**Aim**
Write out the records below once more, exactly as they stand.

** Start **

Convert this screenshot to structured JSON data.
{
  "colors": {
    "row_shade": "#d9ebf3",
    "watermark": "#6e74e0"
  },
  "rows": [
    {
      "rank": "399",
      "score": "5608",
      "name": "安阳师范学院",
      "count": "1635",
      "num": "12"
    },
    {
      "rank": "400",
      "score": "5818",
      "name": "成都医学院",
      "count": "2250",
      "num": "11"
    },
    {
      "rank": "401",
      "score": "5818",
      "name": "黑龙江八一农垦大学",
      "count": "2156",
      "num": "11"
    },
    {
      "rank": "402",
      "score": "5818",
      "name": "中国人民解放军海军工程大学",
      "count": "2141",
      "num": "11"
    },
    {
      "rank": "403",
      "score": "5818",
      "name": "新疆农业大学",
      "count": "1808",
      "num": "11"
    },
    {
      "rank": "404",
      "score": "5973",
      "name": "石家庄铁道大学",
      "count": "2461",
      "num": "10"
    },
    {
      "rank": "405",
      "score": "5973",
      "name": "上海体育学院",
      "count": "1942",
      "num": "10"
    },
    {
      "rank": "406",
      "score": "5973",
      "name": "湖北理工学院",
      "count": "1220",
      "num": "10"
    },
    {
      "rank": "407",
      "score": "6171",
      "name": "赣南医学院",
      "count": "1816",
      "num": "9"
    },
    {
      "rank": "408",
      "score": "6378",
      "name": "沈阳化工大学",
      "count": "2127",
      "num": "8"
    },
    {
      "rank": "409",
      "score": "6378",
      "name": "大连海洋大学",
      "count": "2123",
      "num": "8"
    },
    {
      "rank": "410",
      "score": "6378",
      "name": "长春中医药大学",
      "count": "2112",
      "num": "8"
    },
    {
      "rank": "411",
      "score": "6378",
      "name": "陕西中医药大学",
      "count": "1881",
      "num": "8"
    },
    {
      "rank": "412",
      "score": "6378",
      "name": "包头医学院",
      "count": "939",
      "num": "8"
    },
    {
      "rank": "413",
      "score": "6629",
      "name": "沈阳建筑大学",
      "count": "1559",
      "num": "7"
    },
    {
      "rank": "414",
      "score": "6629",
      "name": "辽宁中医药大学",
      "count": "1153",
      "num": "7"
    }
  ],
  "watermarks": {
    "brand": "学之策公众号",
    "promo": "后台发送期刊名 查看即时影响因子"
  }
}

** End **

**Complete output**
Convert this screenshot to structured JSON data.
{
  "colors": {
    "row_shade": "#d9ebf3",
    "watermark": "#6e74e0"
  },
  "rows": [
    {
      "rank": "399",
      "score": "5608",
      "name": "安阳师范学院",
      "count": "1635",
      "num": "12"
    },
    {
      "rank": "400",
      "score": "5818",
      "name": "成都医学院",
      "count": "2250",
      "num": "11"
    },
    {
      "rank": "401",
      "score": "5818",
      "name": "黑龙江八一农垦大学",
      "count": "2156",
      "num": "11"
    },
    {
      "rank": "402",
      "score": "5818",
      "name": "中国人民解放军海军工程大学",
      "count": "2141",
      "num": "11"
    },
    {
      "rank": "403",
      "score": "5818",
      "name": "新疆农业大学",
      "count": "1808",
      "num": "11"
    },
    {
      "rank": "404",
      "score": "5973",
      "name": "石家庄铁道大学",
      "count": "2461",
      "num": "10"
    },
    {
      "rank": "405",
      "score": "5973",
      "name": "上海体育学院",
      "count": "1942",
      "num": "10"
    },
    {
      "rank": "406",
      "score": "5973",
      "name": "湖北理工学院",
      "count": "1220",
      "num": "10"
    },
    {
      "rank": "407",
      "score": "6171",
      "name": "赣南医学院",
      "count": "1816",
      "num": "9"
    },
    {
      "rank": "408",
      "score": "6378",
      "name": "沈阳化工大学",
      "count": "2127",
      "num": "8"
    },
    {
      "rank": "409",
      "score": "6378",
      "name": "大连海洋大学",
      "count": "2123",
      "num": "8"
    },
    {
      "rank": "410",
      "score": "6378",
      "name": "长春中医药大学",
      "count": "2112",
      "num": "8"
    },
    {
      "rank": "411",
      "score": "6378",
      "name": "陕西中医药大学",
      "count": "1881",
      "num": "8"
    },
    {
      "rank": "412",
      "score": "6378",
      "name": "包头医学院",
      "count": "939",
      "num": "8"
    },
    {
      "rank": "413",
      "score": "6629",
      "name": "沈阳建筑大学",
      "count": "1559",
      "num": "7"
    },
    {
      "rank": "414",
      "score": "6629",
      "name": "辽宁中医药大学",
      "count": "1153",
      "num": "7"
    }
  ],
  "watermarks": {
    "brand": "学之策公众号",
    "promo": "后台发送期刊名 查看即时影响因子"
  }
}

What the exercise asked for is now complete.